Work to do:
Gather all lines with "spread" from the records.
------------------------------------------------
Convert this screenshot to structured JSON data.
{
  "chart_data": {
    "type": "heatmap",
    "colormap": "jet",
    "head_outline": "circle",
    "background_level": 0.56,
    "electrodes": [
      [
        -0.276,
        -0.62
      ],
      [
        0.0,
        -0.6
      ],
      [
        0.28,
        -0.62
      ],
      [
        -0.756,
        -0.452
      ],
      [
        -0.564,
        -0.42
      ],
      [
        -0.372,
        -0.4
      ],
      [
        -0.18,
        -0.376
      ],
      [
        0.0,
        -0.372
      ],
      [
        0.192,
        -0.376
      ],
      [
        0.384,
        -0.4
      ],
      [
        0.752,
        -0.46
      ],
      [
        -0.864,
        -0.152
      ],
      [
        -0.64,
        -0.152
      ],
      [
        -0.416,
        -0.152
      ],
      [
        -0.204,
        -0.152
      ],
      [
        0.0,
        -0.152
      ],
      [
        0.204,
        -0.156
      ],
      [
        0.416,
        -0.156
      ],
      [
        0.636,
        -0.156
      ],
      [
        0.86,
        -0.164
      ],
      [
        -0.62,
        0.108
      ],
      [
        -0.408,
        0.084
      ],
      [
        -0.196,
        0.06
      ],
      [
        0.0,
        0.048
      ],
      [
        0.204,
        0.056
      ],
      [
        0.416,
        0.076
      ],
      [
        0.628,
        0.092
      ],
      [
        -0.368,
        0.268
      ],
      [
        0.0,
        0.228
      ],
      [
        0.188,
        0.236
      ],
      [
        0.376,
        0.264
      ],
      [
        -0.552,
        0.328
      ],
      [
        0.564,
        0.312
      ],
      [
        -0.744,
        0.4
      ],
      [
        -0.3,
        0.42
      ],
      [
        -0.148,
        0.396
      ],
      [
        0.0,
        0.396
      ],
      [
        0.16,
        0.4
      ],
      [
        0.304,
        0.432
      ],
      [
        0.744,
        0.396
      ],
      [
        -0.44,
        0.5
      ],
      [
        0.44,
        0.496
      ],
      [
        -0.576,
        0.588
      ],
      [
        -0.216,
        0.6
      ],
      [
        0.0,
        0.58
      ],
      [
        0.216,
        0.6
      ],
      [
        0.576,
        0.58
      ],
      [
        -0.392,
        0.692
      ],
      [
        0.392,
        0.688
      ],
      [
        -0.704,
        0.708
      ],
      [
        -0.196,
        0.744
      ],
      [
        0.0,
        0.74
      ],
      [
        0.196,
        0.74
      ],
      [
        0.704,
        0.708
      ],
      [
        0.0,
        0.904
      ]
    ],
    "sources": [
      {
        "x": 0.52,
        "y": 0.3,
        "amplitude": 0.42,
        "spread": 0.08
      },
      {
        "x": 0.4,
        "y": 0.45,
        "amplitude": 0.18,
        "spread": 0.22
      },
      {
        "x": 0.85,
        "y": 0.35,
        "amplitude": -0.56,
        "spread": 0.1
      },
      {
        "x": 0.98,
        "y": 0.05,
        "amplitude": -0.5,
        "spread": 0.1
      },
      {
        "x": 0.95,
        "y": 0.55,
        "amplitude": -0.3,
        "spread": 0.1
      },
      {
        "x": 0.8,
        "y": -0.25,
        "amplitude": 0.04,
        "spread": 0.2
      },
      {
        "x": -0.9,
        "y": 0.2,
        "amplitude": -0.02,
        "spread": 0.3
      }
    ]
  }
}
------------------------------------------------
Exercise answer:
        "spread": 0.08
        "spread": 0.22
        "spread": 0.1
        "spread": 0.1
        "spread": 0.1
        "spread": 0.2
        "spread": 0.3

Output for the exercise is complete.